AVAILABLE DATA:
BEGIN

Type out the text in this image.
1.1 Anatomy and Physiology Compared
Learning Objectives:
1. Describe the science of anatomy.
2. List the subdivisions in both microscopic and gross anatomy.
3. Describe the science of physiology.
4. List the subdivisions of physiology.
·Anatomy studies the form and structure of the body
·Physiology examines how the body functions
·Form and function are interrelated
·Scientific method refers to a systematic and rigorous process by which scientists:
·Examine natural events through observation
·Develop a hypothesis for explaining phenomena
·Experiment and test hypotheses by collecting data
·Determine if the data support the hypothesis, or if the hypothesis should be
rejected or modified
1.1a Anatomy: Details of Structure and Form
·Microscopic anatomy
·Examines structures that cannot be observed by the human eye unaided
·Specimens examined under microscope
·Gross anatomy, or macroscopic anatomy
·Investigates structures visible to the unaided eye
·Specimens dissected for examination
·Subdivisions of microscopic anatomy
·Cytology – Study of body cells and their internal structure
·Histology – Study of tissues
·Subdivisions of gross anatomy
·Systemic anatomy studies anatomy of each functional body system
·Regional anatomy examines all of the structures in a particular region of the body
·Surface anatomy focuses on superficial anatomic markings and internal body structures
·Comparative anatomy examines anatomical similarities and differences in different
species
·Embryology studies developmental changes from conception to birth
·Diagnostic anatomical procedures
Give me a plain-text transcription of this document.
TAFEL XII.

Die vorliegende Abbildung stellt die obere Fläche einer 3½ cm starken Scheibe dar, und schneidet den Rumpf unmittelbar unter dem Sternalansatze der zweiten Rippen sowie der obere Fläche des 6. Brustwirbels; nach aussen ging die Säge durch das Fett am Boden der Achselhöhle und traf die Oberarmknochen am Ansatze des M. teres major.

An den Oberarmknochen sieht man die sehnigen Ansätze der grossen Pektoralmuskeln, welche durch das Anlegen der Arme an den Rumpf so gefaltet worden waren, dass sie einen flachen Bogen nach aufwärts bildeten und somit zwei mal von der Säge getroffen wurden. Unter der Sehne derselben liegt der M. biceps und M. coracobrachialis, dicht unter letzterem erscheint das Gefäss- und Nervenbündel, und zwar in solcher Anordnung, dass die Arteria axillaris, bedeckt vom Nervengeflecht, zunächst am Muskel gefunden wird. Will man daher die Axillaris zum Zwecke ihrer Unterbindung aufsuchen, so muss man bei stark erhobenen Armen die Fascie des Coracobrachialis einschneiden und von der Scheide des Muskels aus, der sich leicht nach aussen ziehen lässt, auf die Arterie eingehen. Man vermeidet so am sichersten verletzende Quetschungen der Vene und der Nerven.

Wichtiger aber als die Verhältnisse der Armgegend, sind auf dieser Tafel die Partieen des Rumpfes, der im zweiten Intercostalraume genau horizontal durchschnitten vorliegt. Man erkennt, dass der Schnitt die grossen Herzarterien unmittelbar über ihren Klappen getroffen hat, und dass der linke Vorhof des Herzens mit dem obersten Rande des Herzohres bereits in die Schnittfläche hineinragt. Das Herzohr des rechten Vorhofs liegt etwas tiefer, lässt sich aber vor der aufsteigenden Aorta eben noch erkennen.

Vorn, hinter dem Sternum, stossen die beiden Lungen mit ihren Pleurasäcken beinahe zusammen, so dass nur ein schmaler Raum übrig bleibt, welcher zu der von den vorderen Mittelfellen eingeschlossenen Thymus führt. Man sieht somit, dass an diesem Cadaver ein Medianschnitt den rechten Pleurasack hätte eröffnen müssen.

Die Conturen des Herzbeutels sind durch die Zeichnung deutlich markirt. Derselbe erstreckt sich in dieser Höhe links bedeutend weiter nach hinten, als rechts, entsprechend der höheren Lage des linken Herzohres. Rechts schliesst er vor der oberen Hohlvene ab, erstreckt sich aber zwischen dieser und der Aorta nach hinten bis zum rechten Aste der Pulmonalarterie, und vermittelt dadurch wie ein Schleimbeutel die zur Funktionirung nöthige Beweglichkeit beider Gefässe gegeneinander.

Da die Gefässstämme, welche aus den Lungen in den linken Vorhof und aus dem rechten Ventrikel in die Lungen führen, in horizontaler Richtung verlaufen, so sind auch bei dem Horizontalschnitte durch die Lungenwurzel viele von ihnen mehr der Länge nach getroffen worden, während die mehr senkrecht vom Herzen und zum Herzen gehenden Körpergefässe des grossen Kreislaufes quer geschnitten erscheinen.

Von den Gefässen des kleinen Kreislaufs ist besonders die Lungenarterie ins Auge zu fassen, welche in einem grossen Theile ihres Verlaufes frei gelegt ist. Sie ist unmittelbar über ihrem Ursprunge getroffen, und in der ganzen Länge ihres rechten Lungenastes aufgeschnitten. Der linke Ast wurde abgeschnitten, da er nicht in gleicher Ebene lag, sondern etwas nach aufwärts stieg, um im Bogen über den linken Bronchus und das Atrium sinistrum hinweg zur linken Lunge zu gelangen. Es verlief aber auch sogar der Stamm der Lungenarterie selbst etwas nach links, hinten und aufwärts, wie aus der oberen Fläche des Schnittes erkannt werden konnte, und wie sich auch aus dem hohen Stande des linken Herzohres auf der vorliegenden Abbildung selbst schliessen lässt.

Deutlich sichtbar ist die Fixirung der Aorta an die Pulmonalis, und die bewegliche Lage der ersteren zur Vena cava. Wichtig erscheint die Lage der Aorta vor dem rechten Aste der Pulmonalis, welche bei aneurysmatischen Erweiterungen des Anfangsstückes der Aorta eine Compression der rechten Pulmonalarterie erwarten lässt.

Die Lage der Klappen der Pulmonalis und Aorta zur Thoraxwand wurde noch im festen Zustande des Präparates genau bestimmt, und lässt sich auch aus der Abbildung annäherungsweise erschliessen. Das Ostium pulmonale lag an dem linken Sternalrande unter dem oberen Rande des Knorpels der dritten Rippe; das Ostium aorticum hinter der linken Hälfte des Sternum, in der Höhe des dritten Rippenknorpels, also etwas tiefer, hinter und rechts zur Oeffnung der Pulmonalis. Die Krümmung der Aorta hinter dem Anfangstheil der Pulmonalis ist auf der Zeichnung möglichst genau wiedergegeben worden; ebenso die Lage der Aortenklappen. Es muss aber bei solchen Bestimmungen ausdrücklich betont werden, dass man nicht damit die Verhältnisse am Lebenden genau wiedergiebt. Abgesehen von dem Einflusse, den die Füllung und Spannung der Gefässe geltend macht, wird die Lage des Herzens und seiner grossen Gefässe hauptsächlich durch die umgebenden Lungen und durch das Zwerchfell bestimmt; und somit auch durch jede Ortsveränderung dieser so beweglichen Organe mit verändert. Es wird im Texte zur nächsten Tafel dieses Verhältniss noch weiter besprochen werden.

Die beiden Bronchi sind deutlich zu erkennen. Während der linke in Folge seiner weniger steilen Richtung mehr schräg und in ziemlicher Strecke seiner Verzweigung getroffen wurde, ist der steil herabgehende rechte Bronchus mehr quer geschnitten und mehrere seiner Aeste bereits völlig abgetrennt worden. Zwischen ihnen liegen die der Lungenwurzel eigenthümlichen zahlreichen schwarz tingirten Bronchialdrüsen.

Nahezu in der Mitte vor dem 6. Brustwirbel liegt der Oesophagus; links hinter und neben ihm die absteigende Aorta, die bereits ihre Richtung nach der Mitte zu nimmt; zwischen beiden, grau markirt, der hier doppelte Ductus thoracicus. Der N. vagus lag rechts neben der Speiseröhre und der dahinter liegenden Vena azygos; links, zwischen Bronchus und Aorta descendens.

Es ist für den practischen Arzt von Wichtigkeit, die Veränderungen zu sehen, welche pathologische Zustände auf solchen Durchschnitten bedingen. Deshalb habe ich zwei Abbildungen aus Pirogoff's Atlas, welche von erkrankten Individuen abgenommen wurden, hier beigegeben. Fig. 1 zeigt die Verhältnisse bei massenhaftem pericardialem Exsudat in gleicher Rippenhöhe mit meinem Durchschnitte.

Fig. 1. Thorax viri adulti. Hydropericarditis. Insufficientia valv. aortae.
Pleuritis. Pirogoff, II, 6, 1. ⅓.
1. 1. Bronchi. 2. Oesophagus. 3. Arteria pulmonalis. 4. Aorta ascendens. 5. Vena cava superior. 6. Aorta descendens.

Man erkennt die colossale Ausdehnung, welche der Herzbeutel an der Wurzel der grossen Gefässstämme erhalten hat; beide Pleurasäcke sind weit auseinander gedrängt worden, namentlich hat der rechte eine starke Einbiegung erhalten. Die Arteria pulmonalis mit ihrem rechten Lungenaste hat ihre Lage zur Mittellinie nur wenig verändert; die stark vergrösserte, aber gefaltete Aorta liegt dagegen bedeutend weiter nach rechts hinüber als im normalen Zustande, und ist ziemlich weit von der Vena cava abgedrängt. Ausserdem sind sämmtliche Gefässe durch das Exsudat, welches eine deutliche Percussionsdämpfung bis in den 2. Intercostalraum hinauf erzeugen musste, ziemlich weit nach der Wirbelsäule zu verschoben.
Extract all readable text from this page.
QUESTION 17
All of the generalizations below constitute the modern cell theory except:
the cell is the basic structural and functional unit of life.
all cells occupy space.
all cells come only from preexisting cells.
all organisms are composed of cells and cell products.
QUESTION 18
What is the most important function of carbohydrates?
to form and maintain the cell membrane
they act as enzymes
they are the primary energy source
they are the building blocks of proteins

END

PROBLEM:
Collect every line above that contains the word "hypothesis".

PROBLEM SOLUTION:
·Develop a hypothesis for explaining phenomena
·Determine if the data support the hypothesis, or if the hypothesis should be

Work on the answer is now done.